Scan the data. Collect each line that contains the word "kerak".

Saved entries:
━━━━━━━━━━━━━━━━

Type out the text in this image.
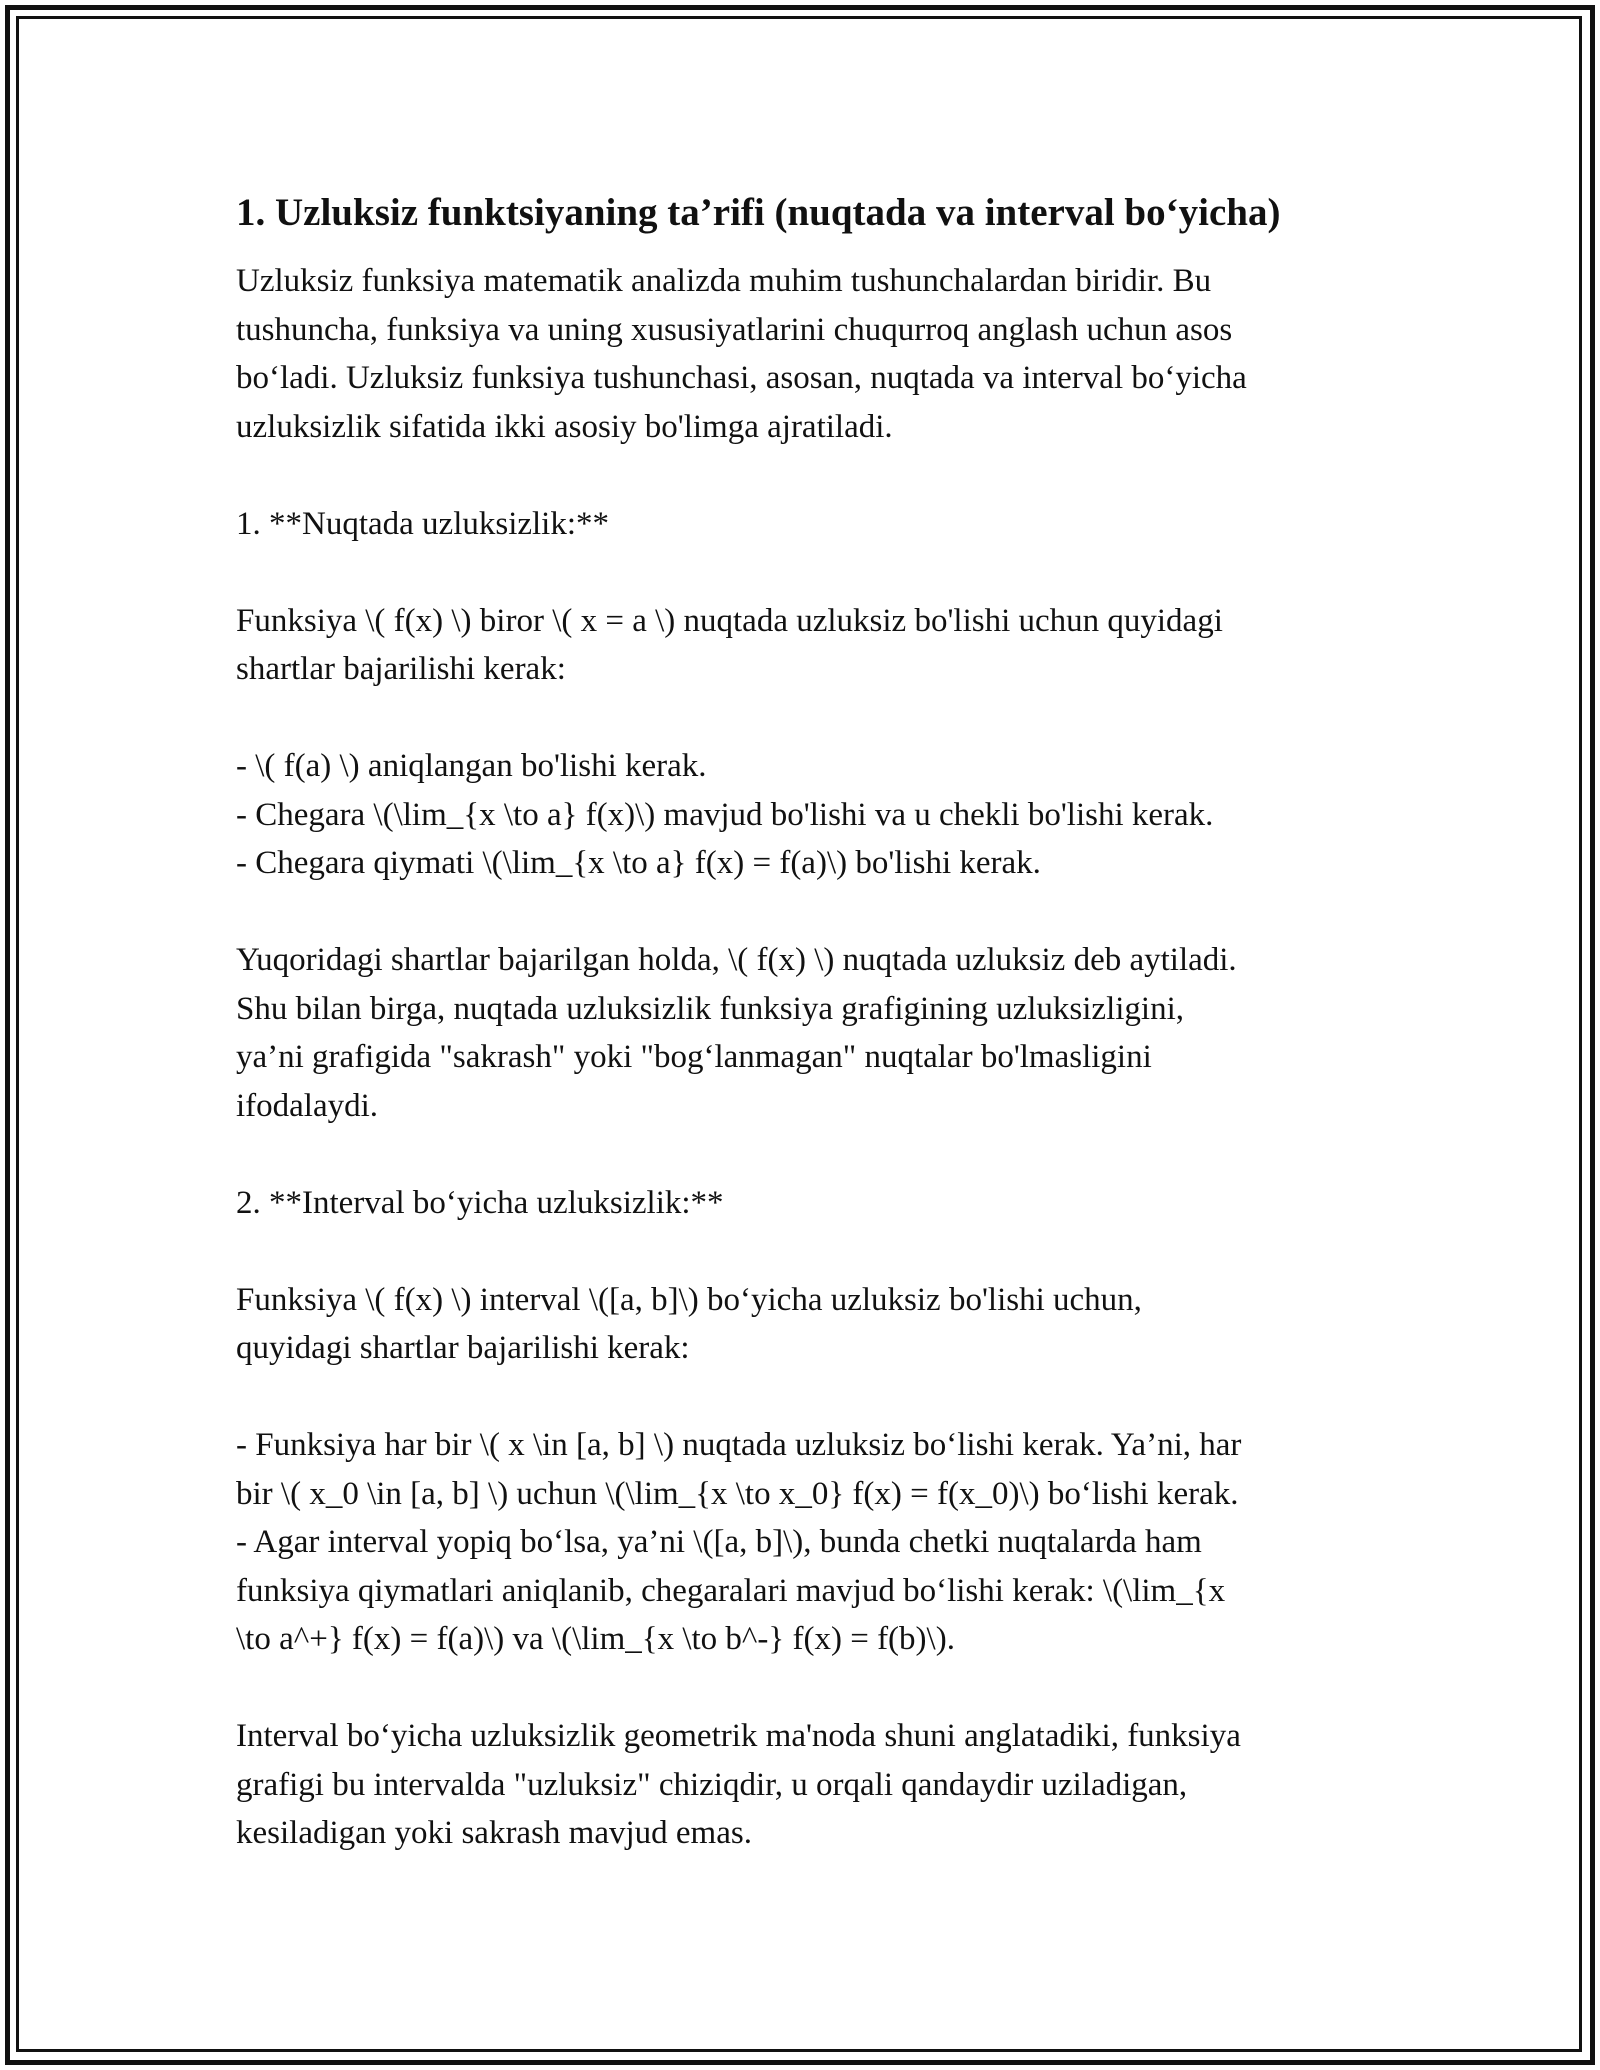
1. Uzluksiz funktsiyaning ta’rifi (nuqtada va interval bo‘yicha)
Uzluksiz funksiya matematik analizda muhim tushunchalardan biridir. Bu
tushuncha, funksiya va uning xususiyatlarini chuqurroq anglash uchun asos
bo‘ladi. Uzluksiz funksiya tushunchasi, asosan, nuqtada va interval bo‘yicha
uzluksizlik sifatida ikki asosiy bo'limga ajratiladi.
1. **Nuqtada uzluksizlik:**
Funksiya \( f(x) \) biror \( x = a \) nuqtada uzluksiz bo'lishi uchun quyidagi
shartlar bajarilishi kerak:
- \( f(a) \) aniqlangan bo'lishi kerak.
- Chegara \(\lim_{x \to a} f(x)\) mavjud bo'lishi va u chekli bo'lishi kerak.
- Chegara qiymati \(\lim_{x \to a} f(x) = f(a)\) bo'lishi kerak.
Yuqoridagi shartlar bajarilgan holda, \( f(x) \) nuqtada uzluksiz deb aytiladi.
Shu bilan birga, nuqtada uzluksizlik funksiya grafigining uzluksizligini,
ya’ni grafigida "sakrash" yoki "bog‘lanmagan" nuqtalar bo'lmasligini
ifodalaydi.
2. **Interval bo‘yicha uzluksizlik:**
Funksiya \( f(x) \) interval \([a, b]\) bo‘yicha uzluksiz bo'lishi uchun,
quyidagi shartlar bajarilishi kerak:
- Funksiya har bir \( x \in [a, b] \) nuqtada uzluksiz bo‘lishi kerak. Ya’ni, har
bir \( x_0 \in [a, b] \) uchun \(\lim_{x \to x_0} f(x) = f(x_0)\) bo‘lishi kerak.
- Agar interval yopiq bo‘lsa, ya’ni \([a, b]\), bunda chetki nuqtalarda ham
funksiya qiymatlari aniqlanib, chegaralari mavjud bo‘lishi kerak: \(\lim_{x
\to a^+} f(x) = f(a)\) va \(\lim_{x \to b^-} f(x) = f(b)\).
Interval bo‘yicha uzluksizlik geometrik ma'noda shuni anglatadiki, funksiya
grafigi bu intervalda "uzluksiz" chiziqdir, u orqali qandaydir uziladigan,
kesiladigan yoki sakrash mavjud emas.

━━━━━━━━━━━━━━━━

Answer for this exercise —
shartlar bajarilishi kerak:
- \( f(a) \) aniqlangan bo'lishi kerak.
- Chegara \(\lim_{x \to a} f(x)\) mavjud bo'lishi va u chekli bo'lishi kerak.
- Chegara qiymati \(\lim_{x \to a} f(x) = f(a)\) bo'lishi kerak.
quyidagi shartlar bajarilishi kerak:
- Funksiya har bir \( x \in [a, b] \) nuqtada uzluksiz bo‘lishi kerak. Ya’ni, har
bir \( x_0 \in [a, b] \) uchun \(\lim_{x \to x_0} f(x) = f(x_0)\) bo‘lishi kerak.
funksiya qiymatlari aniqlanib, chegaralari mavjud bo‘lishi kerak: \(\lim_{x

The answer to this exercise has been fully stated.